Set problem: Below are the records. List every line holding the word "Give".

+ + + + +

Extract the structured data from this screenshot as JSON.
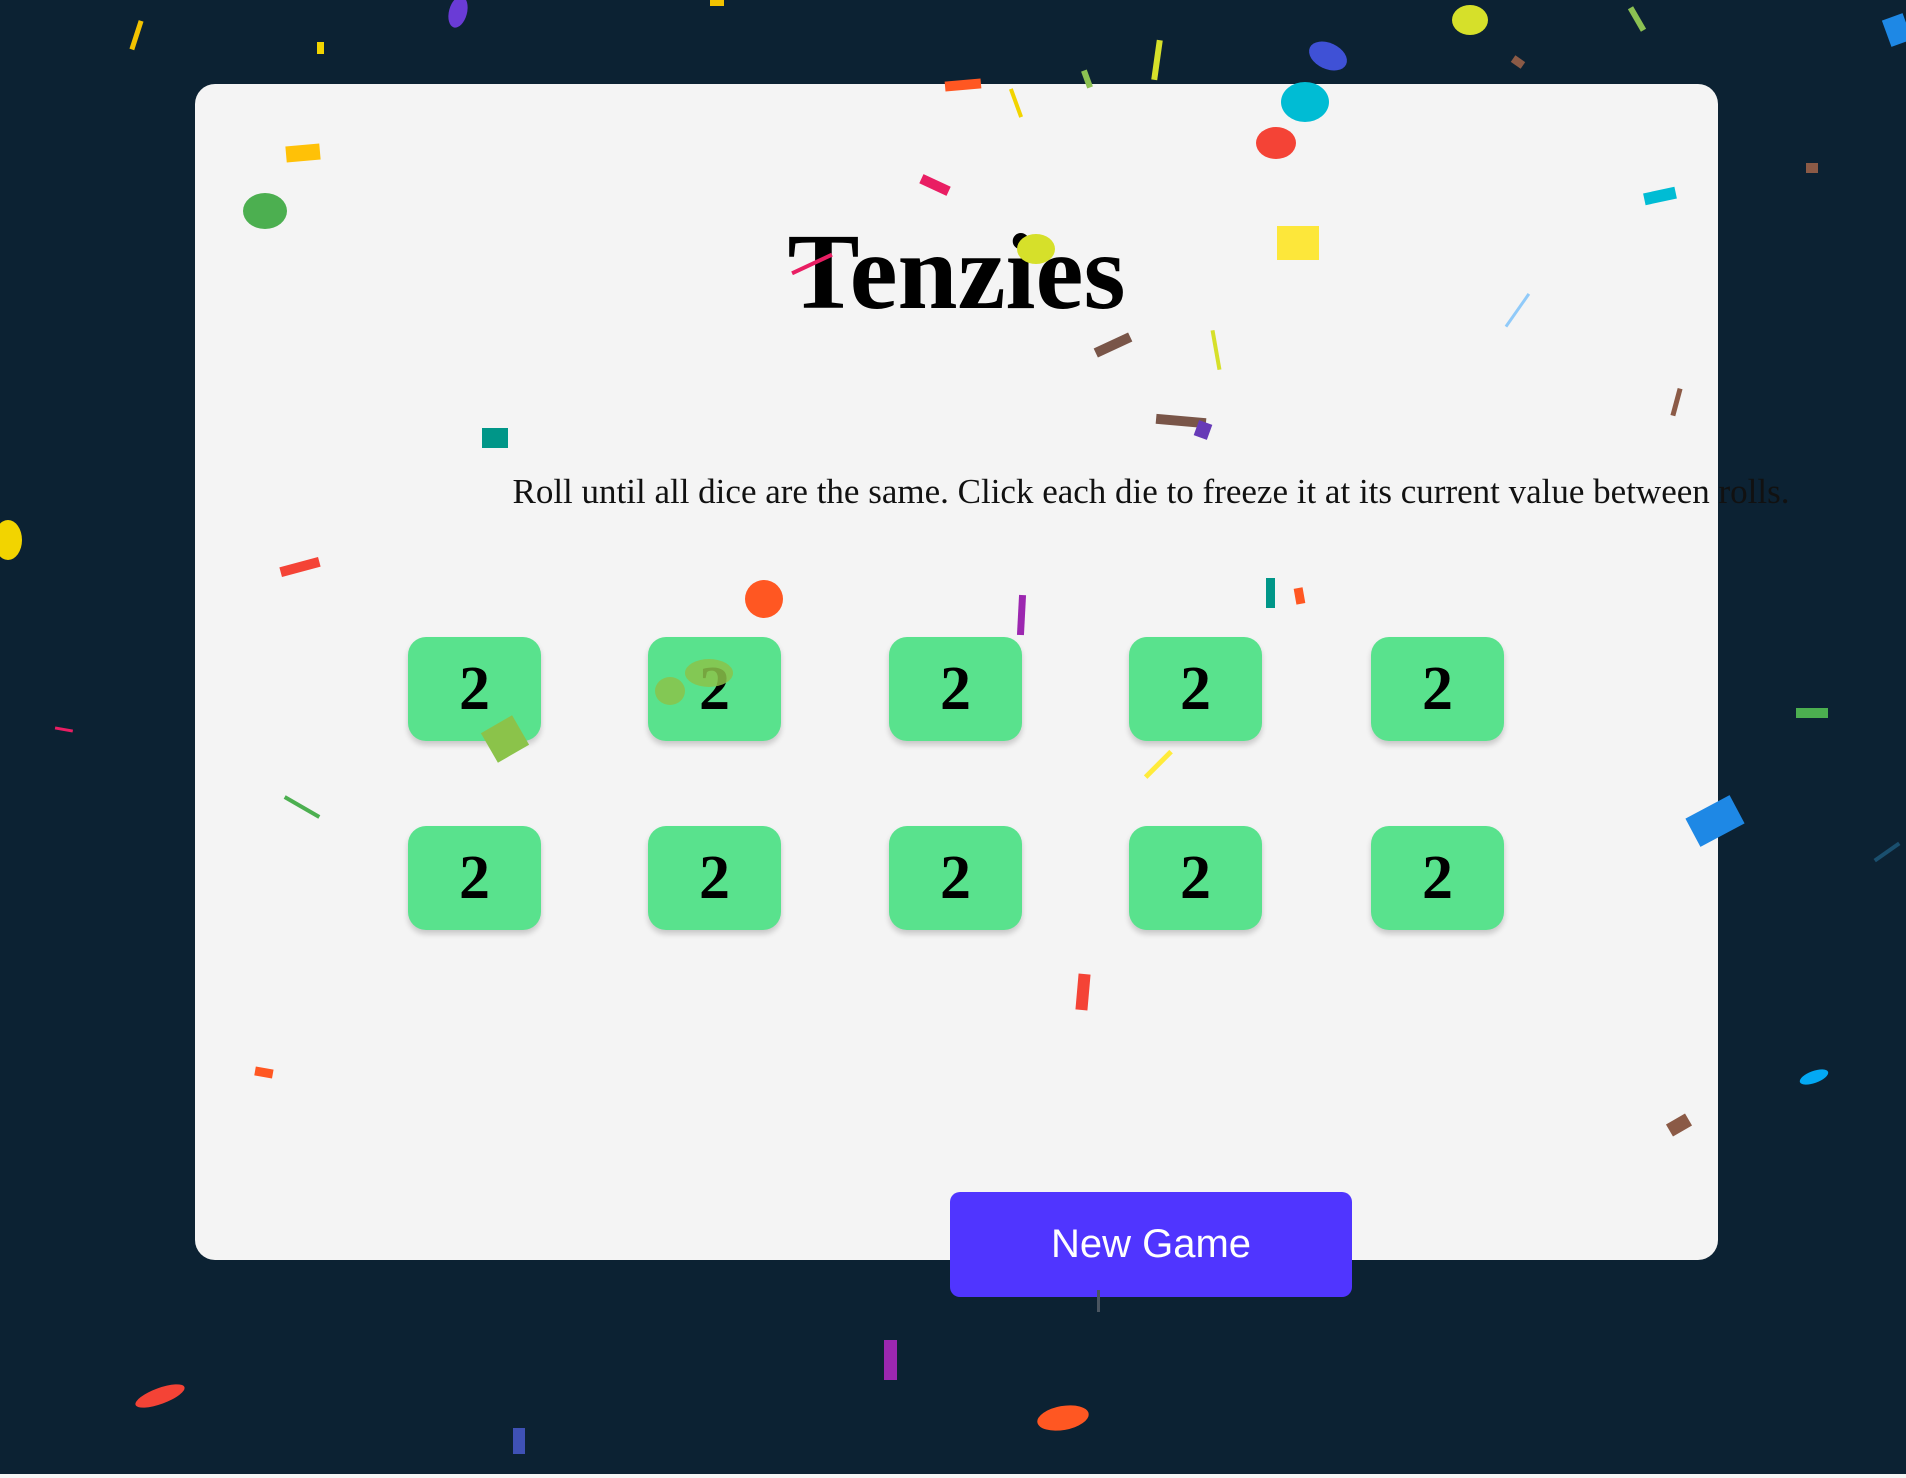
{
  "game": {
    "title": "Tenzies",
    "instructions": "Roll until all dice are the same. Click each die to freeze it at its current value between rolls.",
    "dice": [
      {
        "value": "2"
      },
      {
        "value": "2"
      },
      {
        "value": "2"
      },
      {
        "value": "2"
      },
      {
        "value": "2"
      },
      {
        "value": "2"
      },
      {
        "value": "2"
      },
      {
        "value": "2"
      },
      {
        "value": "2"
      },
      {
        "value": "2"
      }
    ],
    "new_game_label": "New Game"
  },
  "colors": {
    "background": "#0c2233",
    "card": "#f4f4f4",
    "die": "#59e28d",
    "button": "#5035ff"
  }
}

+ + + + +

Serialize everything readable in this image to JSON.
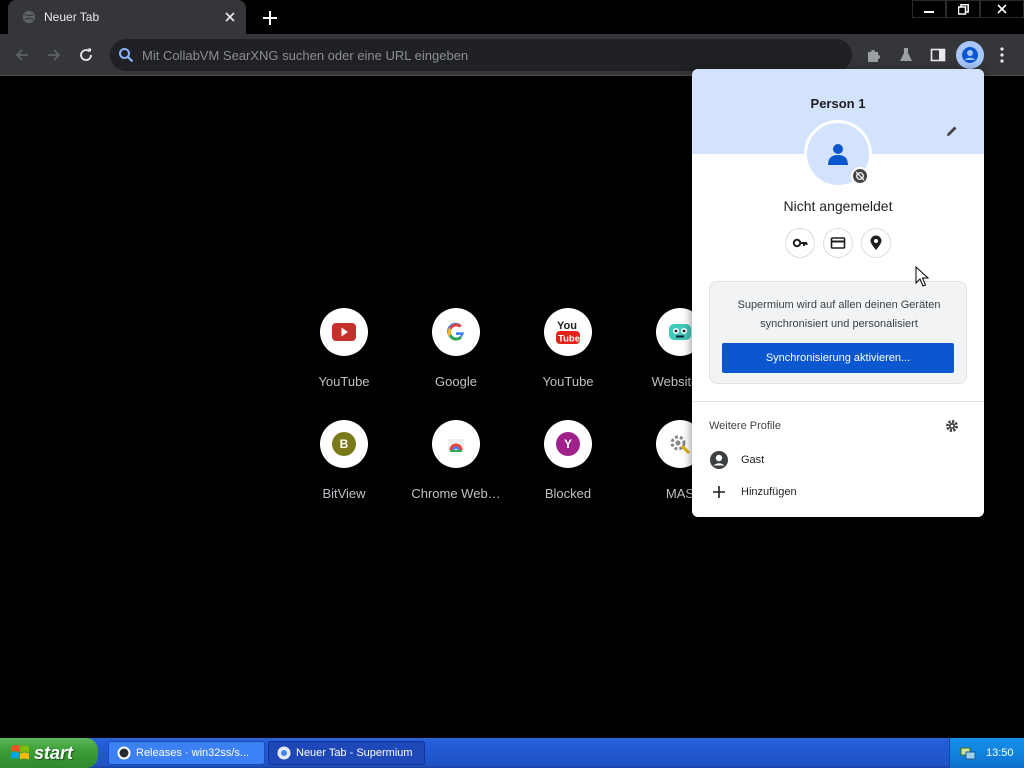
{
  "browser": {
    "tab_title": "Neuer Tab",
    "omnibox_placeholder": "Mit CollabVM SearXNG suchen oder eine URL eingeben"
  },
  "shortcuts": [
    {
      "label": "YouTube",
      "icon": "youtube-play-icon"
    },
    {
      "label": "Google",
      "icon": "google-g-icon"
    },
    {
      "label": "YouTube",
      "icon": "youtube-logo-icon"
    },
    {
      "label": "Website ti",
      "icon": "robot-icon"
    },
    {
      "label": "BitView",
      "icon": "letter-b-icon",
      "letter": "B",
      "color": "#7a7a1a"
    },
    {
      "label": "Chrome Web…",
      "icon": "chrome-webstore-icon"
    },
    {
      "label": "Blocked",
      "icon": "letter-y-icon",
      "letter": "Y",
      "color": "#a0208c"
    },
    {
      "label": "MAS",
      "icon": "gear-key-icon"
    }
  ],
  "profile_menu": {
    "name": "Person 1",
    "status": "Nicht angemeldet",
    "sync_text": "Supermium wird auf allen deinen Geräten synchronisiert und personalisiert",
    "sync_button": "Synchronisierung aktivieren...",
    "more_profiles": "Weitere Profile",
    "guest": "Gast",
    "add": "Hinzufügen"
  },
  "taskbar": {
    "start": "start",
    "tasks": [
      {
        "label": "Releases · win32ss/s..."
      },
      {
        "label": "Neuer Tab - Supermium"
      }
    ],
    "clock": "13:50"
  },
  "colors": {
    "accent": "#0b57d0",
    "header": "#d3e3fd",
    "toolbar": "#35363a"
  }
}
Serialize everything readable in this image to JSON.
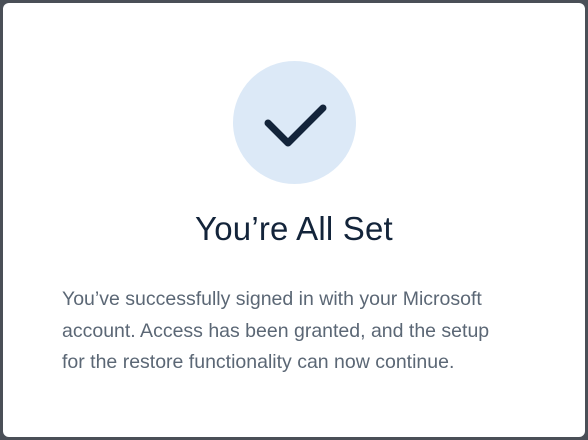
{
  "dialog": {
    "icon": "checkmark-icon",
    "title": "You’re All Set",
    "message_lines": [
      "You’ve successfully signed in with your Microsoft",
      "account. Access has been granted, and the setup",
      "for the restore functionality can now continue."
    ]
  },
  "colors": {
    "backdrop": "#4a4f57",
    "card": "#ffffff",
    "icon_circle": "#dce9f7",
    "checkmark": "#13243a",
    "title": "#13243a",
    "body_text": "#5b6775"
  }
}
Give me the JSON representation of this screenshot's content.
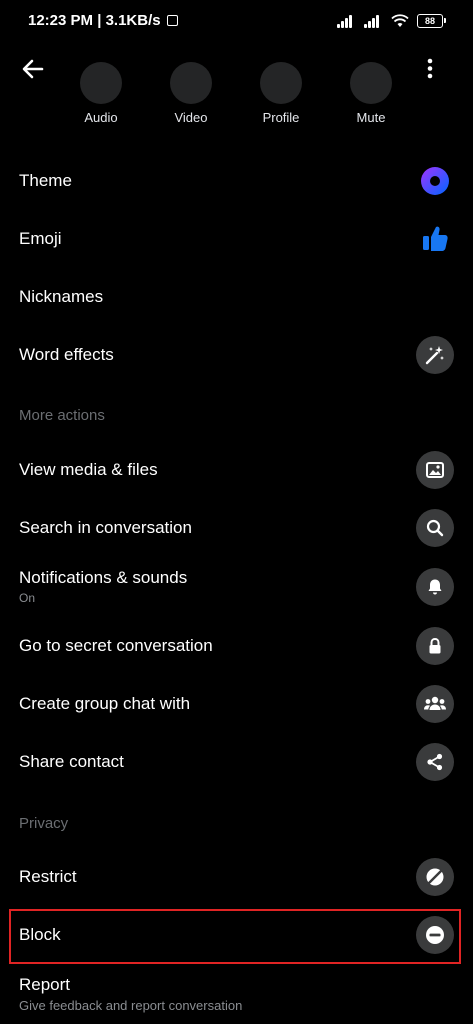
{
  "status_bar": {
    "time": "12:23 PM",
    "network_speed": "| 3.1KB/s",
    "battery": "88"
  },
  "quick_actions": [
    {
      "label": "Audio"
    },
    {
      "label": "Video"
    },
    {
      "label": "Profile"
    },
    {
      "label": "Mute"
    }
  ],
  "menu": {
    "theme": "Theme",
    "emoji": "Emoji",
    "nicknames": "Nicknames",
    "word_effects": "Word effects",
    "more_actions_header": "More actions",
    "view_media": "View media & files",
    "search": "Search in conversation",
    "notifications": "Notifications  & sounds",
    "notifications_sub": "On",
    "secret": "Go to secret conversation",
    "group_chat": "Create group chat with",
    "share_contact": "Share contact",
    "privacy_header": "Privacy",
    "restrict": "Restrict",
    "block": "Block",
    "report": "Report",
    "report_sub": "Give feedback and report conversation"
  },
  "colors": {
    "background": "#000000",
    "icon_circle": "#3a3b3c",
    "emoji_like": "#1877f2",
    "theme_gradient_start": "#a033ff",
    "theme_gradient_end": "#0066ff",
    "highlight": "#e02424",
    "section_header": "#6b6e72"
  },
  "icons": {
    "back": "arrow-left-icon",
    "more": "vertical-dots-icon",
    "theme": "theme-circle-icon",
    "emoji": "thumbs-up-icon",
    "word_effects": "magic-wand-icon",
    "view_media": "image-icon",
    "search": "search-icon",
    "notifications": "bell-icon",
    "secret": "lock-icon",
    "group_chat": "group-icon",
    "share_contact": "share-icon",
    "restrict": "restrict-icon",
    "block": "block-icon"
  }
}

+ + + + +

Solution to the problem:
Give me the JSON representation of this screenshot's content.
    "report_sub": "Give feedback and report conversation"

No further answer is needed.